§ **Work to complete**: Every record should be written out exactly, please.

§ **Given data**:
★ ★ ★ ★ ★ ★ ★
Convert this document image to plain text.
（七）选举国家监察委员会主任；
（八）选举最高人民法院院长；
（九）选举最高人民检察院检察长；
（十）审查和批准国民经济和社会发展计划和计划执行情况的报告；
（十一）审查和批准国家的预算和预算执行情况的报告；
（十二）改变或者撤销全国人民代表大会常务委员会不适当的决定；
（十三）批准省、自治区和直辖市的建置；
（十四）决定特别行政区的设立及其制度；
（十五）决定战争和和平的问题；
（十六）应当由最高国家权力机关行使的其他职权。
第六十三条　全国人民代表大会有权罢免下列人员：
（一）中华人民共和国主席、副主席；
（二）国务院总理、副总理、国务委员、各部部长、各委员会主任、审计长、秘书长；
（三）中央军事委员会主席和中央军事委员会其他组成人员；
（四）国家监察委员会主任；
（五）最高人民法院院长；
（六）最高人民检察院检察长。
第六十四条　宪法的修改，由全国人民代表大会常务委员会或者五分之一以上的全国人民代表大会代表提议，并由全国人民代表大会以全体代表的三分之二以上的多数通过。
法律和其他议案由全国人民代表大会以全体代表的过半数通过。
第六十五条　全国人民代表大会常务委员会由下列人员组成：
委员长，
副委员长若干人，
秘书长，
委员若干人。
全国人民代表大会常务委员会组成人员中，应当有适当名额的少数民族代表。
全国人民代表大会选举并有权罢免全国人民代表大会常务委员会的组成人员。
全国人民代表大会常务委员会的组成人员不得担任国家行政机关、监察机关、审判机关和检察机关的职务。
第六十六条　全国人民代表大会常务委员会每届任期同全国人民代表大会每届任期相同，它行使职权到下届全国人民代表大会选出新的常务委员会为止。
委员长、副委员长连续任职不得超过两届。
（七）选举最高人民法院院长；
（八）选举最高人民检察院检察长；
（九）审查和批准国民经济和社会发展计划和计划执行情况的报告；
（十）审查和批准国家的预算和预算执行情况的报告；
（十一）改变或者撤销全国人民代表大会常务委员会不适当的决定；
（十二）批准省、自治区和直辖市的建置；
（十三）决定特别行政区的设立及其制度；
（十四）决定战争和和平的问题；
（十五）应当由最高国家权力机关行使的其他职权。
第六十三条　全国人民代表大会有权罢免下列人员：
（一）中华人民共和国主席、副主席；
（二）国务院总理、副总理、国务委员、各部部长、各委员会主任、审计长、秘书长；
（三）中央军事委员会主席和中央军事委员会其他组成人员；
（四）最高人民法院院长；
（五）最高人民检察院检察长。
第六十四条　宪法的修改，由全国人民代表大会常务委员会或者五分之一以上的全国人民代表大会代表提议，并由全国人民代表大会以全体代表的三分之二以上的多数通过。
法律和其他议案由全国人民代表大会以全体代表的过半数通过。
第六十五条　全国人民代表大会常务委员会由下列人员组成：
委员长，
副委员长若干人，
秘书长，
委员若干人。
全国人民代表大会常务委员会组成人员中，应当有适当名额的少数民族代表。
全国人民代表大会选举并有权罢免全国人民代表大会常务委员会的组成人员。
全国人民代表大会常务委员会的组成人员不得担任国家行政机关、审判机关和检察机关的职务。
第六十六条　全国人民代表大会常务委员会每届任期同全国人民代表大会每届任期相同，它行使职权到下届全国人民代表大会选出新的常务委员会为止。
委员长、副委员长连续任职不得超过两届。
★ ★ ★ ★ ★ ★ ★
§ **Exercise answer**:
Convert this document image to plain text.
（七）选举国家监察委员会主任；
（八）选举最高人民法院院长；
（九）选举最高人民检察院检察长；
（十）审查和批准国民经济和社会发展计划和计划执行情况的报告；
（十一）审查和批准国家的预算和预算执行情况的报告；
（十二）改变或者撤销全国人民代表大会常务委员会不适当的决定；
（十三）批准省、自治区和直辖市的建置；
（十四）决定特别行政区的设立及其制度；
（十五）决定战争和和平的问题；
（十六）应当由最高国家权力机关行使的其他职权。
第六十三条　全国人民代表大会有权罢免下列人员：
（一）中华人民共和国主席、副主席；
（二）国务院总理、副总理、国务委员、各部部长、各委员会主任、审计长、秘书长；
（三）中央军事委员会主席和中央军事委员会其他组成人员；
（四）国家监察委员会主任；
（五）最高人民法院院长；
（六）最高人民检察院检察长。
第六十四条　宪法的修改，由全国人民代表大会常务委员会或者五分之一以上的全国人民代表大会代表提议，并由全国人民代表大会以全体代表的三分之二以上的多数通过。
法律和其他议案由全国人民代表大会以全体代表的过半数通过。
第六十五条　全国人民代表大会常务委员会由下列人员组成：
委员长，
副委员长若干人，
秘书长，
委员若干人。
全国人民代表大会常务委员会组成人员中，应当有适当名额的少数民族代表。
全国人民代表大会选举并有权罢免全国人民代表大会常务委员会的组成人员。
全国人民代表大会常务委员会的组成人员不得担任国家行政机关、监察机关、审判机关和检察机关的职务。
第六十六条　全国人民代表大会常务委员会每届任期同全国人民代表大会每届任期相同，它行使职权到下届全国人民代表大会选出新的常务委员会为止。
委员长、副委员长连续任职不得超过两届。
（七）选举最高人民法院院长；
（八）选举最高人民检察院检察长；
（九）审查和批准国民经济和社会发展计划和计划执行情况的报告；
（十）审查和批准国家的预算和预算执行情况的报告；
（十一）改变或者撤销全国人民代表大会常务委员会不适当的决定；
（十二）批准省、自治区和直辖市的建置；
（十三）决定特别行政区的设立及其制度；
（十四）决定战争和和平的问题；
（十五）应当由最高国家权力机关行使的其他职权。
第六十三条　全国人民代表大会有权罢免下列人员：
（一）中华人民共和国主席、副主席；
（二）国务院总理、副总理、国务委员、各部部长、各委员会主任、审计长、秘书长；
（三）中央军事委员会主席和中央军事委员会其他组成人员；
（四）最高人民法院院长；
（五）最高人民检察院检察长。
第六十四条　宪法的修改，由全国人民代表大会常务委员会或者五分之一以上的全国人民代表大会代表提议，并由全国人民代表大会以全体代表的三分之二以上的多数通过。
法律和其他议案由全国人民代表大会以全体代表的过半数通过。
第六十五条　全国人民代表大会常务委员会由下列人员组成：
委员长，
副委员长若干人，
秘书长，
委员若干人。
全国人民代表大会常务委员会组成人员中，应当有适当名额的少数民族代表。
全国人民代表大会选举并有权罢免全国人民代表大会常务委员会的组成人员。
全国人民代表大会常务委员会的组成人员不得担任国家行政机关、审判机关和检察机关的职务。
第六十六条　全国人民代表大会常务委员会每届任期同全国人民代表大会每届任期相同，它行使职权到下届全国人民代表大会选出新的常务委员会为止。
委员长、副委员长连续任职不得超过两届。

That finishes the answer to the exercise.